[Material start]

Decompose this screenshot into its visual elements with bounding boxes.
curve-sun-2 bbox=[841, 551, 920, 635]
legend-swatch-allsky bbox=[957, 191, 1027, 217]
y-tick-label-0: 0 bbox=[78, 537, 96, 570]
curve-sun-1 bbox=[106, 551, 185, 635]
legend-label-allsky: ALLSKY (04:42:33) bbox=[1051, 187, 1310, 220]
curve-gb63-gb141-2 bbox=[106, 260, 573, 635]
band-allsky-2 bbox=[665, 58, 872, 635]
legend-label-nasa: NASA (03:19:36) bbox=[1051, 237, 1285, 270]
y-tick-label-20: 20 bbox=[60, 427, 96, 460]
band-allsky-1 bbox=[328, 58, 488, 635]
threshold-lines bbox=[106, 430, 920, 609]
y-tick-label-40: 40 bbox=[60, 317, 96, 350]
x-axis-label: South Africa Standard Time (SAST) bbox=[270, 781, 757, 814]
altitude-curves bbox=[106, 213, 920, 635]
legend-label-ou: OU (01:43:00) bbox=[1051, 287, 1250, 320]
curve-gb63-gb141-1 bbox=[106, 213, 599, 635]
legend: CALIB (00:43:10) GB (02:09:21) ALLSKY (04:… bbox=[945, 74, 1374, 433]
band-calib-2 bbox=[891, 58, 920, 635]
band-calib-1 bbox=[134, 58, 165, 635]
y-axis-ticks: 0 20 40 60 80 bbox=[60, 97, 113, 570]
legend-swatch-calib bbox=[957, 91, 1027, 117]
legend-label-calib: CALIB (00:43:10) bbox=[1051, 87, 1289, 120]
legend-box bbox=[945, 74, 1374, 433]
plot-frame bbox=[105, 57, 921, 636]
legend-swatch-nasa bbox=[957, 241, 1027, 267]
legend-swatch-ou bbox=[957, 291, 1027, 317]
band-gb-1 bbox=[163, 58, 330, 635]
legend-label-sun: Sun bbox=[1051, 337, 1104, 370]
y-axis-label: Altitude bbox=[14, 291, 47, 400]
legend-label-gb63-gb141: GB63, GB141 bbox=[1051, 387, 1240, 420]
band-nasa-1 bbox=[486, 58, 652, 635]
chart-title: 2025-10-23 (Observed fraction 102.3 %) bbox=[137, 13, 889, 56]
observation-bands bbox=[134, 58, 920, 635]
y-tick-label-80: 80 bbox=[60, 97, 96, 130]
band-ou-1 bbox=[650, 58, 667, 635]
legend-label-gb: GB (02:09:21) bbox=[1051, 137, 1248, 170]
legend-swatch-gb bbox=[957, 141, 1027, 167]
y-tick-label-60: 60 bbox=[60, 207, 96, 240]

[Material end]

**Task instructions**
Quote every line of the material above word for word, without changing anything.

**Result of this task**
Decompose this screenshot into its visual elements with bounding boxes.
curve-sun-2 bbox=[841, 551, 920, 635]
legend-swatch-allsky bbox=[957, 191, 1027, 217]
y-tick-label-0: 0 bbox=[78, 537, 96, 570]
curve-sun-1 bbox=[106, 551, 185, 635]
legend-label-allsky: ALLSKY (04:42:33) bbox=[1051, 187, 1310, 220]
curve-gb63-gb141-2 bbox=[106, 260, 573, 635]
band-allsky-2 bbox=[665, 58, 872, 635]
legend-label-nasa: NASA (03:19:36) bbox=[1051, 237, 1285, 270]
y-tick-label-20: 20 bbox=[60, 427, 96, 460]
band-allsky-1 bbox=[328, 58, 488, 635]
threshold-lines bbox=[106, 430, 920, 609]
y-tick-label-40: 40 bbox=[60, 317, 96, 350]
x-axis-label: South Africa Standard Time (SAST) bbox=[270, 781, 757, 814]
altitude-curves bbox=[106, 213, 920, 635]
legend-label-ou: OU (01:43:00) bbox=[1051, 287, 1250, 320]
curve-gb63-gb141-1 bbox=[106, 213, 599, 635]
legend: CALIB (00:43:10) GB (02:09:21) ALLSKY (04:… bbox=[945, 74, 1374, 433]
band-calib-2 bbox=[891, 58, 920, 635]
band-calib-1 bbox=[134, 58, 165, 635]
y-axis-ticks: 0 20 40 60 80 bbox=[60, 97, 113, 570]
legend-swatch-calib bbox=[957, 91, 1027, 117]
legend-label-calib: CALIB (00:43:10) bbox=[1051, 87, 1289, 120]
legend-box bbox=[945, 74, 1374, 433]
plot-frame bbox=[105, 57, 921, 636]
legend-swatch-nasa bbox=[957, 241, 1027, 267]
legend-swatch-ou bbox=[957, 291, 1027, 317]
band-gb-1 bbox=[163, 58, 330, 635]
legend-label-sun: Sun bbox=[1051, 337, 1104, 370]
y-axis-label: Altitude bbox=[14, 291, 47, 400]
legend-label-gb63-gb141: GB63, GB141 bbox=[1051, 387, 1240, 420]
band-nasa-1 bbox=[486, 58, 652, 635]
chart-title: 2025-10-23 (Observed fraction 102.3 %) bbox=[137, 13, 889, 56]
observation-bands bbox=[134, 58, 920, 635]
y-tick-label-80: 80 bbox=[60, 97, 96, 130]
band-ou-1 bbox=[650, 58, 667, 635]
legend-label-gb: GB (02:09:21) bbox=[1051, 137, 1248, 170]
legend-swatch-gb bbox=[957, 141, 1027, 167]
y-tick-label-60: 60 bbox=[60, 207, 96, 240]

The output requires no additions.